— CHALLENGE —
Find the string "памяти" in the entries and copy each line that has it.

━━ LISTED RECORDS

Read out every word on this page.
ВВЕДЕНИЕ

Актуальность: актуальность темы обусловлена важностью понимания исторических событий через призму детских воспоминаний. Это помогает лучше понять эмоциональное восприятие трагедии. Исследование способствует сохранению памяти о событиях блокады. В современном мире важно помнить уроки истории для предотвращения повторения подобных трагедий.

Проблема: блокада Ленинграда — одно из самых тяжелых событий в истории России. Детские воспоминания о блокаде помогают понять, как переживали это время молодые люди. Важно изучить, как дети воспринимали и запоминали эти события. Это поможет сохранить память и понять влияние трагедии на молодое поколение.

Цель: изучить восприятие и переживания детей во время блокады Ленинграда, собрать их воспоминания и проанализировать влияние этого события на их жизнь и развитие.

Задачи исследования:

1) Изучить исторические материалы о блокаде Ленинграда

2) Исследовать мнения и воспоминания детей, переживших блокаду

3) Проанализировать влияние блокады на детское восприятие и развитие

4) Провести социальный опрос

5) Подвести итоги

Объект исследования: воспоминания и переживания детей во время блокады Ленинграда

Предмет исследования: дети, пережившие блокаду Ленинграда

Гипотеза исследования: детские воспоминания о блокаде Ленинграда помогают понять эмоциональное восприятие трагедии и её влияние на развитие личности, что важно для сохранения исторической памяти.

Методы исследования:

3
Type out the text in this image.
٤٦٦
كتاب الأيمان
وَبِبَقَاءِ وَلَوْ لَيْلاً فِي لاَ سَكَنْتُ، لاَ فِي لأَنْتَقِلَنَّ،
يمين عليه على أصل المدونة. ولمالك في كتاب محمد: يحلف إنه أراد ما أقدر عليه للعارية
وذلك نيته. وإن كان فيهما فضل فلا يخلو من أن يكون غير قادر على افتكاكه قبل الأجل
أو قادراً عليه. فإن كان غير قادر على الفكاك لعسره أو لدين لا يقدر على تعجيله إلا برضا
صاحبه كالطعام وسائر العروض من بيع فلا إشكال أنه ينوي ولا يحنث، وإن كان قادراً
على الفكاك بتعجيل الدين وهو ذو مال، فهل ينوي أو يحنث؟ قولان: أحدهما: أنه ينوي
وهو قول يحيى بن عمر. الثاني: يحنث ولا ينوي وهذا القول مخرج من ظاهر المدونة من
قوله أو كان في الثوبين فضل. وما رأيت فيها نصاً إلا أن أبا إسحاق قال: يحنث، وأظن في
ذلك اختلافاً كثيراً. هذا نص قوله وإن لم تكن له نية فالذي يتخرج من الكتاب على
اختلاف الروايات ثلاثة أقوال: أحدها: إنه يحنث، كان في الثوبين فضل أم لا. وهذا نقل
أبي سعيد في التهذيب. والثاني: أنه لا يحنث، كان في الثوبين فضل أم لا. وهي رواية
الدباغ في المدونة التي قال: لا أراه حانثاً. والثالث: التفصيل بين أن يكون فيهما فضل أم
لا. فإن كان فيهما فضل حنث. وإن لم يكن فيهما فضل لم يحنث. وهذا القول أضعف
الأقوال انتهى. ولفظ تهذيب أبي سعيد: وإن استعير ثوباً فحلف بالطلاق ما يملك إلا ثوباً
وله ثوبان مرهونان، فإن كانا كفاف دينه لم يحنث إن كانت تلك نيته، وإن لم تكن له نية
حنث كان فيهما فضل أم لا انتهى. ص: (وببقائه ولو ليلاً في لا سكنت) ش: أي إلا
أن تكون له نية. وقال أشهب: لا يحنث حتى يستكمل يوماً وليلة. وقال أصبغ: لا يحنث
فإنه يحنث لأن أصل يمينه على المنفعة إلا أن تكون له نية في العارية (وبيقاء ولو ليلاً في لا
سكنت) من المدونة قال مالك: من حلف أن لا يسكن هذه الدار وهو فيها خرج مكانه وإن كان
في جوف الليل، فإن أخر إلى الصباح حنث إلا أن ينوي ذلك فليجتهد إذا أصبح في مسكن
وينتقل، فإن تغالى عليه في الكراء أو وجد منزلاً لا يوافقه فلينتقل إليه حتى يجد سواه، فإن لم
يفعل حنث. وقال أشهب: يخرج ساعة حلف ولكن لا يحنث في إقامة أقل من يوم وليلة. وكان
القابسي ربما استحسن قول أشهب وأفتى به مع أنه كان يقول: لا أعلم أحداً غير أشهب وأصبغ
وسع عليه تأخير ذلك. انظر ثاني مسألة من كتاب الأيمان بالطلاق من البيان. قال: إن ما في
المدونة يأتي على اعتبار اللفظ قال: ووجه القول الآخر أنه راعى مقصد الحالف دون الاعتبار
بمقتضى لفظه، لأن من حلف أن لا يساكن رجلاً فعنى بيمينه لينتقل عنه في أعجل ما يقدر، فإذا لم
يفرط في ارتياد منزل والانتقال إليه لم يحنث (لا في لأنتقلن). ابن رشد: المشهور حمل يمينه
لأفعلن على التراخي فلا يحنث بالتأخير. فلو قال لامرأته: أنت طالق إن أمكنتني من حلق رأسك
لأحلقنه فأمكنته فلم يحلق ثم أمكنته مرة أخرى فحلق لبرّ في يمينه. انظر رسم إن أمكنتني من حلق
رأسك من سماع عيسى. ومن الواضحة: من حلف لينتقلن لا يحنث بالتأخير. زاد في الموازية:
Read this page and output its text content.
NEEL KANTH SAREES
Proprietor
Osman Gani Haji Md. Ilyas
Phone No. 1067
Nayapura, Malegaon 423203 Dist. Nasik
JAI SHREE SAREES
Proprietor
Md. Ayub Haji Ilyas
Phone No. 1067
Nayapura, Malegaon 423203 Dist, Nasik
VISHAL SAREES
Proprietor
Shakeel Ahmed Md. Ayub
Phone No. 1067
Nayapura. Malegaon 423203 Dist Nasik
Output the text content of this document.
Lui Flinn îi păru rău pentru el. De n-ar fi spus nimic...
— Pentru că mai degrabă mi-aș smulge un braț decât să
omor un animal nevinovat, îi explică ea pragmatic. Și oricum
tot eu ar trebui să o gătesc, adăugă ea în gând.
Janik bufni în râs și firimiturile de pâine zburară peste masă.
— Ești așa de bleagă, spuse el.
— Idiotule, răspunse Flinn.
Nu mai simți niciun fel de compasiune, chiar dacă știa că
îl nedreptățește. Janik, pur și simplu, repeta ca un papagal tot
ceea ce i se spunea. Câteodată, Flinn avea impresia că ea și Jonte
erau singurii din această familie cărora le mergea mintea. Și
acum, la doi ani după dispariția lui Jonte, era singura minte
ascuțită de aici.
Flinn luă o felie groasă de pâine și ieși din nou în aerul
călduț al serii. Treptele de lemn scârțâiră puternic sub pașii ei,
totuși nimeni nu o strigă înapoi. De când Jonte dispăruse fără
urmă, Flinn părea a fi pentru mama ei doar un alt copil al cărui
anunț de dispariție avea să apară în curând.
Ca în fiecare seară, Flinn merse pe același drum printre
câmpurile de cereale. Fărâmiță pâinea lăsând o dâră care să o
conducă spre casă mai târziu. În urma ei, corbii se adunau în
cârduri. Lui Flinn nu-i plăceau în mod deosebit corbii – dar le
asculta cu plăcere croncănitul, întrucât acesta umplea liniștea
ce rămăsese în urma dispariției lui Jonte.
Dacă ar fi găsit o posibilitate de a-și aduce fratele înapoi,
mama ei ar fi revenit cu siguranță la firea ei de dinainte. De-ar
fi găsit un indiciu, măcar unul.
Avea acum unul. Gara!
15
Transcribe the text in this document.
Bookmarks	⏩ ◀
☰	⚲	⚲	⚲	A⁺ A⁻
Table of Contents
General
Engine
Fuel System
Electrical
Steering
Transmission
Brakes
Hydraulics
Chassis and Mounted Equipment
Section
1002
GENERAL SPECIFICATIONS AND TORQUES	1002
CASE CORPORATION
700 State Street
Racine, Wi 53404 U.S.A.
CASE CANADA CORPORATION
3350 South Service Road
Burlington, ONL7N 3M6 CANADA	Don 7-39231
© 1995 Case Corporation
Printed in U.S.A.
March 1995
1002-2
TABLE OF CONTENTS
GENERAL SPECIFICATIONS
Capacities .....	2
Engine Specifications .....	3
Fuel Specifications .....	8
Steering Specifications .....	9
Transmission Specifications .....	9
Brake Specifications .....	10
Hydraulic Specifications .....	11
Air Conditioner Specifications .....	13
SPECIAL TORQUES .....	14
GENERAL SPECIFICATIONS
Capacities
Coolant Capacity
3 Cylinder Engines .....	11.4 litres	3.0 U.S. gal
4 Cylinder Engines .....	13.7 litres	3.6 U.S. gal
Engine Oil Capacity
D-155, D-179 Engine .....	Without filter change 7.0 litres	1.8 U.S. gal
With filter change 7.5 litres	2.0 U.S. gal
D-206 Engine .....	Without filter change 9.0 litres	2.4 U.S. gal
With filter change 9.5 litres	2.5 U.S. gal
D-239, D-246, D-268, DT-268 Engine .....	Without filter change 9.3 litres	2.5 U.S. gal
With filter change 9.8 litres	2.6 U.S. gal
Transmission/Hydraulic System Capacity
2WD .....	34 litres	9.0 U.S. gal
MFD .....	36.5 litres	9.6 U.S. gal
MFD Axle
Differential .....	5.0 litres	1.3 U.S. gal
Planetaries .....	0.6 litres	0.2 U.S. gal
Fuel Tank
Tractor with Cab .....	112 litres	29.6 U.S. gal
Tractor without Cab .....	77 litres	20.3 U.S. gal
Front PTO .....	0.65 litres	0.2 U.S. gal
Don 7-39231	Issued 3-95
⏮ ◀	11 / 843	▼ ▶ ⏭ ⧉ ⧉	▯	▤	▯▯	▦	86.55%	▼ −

━━━━

— PROBLEM SOLUTION —
Актуальность: актуальность темы обусловлена важностью понимания исторических событий через призму детских воспоминаний. Это помогает лучше понять эмоциональное восприятие трагедии. Исследование способствует сохранению памяти о событиях блокады. В современном мире важно помнить уроки истории для предотвращения повторения подобных трагедий.
Гипотеза исследования: детские воспоминания о блокаде Ленинграда помогают понять эмоциональное восприятие трагедии и её влияние на развитие личности, что важно для сохранения исторической памяти.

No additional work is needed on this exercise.